== Requirements ==
Give the number of lines in the data that hold the string "guia". Nothing else is needed.

== The data ==
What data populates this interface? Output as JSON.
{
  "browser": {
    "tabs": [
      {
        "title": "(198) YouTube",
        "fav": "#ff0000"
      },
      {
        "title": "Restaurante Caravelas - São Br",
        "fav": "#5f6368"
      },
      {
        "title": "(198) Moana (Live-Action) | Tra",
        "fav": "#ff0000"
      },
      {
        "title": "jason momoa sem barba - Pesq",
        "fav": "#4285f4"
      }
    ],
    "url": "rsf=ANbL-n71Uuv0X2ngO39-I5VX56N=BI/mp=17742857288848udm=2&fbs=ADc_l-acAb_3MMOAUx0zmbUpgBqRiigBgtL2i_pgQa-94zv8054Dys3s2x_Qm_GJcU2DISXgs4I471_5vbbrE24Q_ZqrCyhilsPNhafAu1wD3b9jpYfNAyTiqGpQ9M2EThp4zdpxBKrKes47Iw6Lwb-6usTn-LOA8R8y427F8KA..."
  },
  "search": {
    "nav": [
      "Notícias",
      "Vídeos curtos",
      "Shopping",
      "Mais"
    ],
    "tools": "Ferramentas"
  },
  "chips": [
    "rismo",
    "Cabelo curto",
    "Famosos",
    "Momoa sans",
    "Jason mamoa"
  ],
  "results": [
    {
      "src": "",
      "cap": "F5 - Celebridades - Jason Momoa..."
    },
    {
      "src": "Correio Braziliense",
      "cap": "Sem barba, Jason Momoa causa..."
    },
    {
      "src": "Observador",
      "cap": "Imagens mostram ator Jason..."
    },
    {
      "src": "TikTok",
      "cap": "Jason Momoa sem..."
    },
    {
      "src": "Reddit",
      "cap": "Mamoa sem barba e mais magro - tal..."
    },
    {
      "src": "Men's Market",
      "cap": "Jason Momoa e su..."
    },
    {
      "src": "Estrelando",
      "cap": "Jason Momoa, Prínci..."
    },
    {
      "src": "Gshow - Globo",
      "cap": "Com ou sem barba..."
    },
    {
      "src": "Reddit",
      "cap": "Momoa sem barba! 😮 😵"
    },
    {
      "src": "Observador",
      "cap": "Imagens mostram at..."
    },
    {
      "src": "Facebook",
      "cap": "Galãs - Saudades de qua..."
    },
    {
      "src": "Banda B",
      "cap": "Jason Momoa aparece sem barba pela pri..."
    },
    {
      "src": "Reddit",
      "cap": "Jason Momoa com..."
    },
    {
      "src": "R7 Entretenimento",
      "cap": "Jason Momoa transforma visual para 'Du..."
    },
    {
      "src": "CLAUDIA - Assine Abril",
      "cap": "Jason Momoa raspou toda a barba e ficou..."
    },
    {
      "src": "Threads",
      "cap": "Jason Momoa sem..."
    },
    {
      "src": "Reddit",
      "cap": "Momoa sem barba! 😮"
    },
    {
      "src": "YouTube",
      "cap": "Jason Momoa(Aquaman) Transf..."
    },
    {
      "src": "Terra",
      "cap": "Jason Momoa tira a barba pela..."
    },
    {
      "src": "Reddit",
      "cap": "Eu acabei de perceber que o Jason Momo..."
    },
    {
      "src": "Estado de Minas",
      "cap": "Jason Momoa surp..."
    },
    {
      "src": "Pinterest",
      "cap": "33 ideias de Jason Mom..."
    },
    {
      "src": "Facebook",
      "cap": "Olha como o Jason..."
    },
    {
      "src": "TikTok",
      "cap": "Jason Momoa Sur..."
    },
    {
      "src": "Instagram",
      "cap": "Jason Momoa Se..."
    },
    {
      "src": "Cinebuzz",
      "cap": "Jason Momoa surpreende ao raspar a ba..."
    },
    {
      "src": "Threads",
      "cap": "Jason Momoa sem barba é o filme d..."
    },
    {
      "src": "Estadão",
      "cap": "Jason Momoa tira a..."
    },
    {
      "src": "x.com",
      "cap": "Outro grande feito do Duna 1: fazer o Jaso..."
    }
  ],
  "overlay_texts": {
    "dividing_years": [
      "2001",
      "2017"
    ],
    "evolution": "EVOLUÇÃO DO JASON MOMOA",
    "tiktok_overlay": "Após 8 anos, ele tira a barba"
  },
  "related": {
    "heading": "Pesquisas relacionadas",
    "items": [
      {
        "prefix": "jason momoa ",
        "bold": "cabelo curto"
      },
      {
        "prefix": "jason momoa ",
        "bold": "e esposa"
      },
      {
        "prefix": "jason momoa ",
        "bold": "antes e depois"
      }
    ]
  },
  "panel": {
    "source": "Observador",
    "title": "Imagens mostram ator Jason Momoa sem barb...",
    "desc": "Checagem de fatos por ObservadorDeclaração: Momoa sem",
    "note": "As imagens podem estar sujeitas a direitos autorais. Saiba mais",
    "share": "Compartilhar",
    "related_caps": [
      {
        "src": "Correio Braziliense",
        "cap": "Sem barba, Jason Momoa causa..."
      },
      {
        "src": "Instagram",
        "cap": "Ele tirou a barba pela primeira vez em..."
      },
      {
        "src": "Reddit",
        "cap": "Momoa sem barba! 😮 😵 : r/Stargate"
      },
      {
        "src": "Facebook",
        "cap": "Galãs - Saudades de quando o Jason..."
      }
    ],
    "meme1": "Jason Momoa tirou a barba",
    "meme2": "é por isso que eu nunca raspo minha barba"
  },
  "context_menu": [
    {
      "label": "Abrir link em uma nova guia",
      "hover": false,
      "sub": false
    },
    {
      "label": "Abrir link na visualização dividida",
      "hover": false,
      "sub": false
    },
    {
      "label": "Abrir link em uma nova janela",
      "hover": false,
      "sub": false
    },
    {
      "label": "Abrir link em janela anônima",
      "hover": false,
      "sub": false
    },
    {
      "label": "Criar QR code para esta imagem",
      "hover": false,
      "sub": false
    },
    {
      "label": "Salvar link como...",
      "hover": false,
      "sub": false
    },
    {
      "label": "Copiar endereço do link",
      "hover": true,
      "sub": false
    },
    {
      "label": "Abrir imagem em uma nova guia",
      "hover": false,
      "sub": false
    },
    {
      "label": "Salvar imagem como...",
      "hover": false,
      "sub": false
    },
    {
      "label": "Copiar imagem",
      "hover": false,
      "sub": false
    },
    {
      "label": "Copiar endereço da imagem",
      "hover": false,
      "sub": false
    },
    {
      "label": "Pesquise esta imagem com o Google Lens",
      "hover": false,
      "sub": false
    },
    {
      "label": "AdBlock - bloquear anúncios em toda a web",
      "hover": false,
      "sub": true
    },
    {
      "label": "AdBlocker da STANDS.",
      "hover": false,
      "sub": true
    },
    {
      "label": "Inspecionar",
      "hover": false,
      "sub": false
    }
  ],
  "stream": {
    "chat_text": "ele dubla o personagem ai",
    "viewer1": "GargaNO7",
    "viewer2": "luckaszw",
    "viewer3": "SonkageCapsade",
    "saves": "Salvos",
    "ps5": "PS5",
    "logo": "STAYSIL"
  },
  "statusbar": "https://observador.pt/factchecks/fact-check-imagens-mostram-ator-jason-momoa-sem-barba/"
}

== Task solution ==
2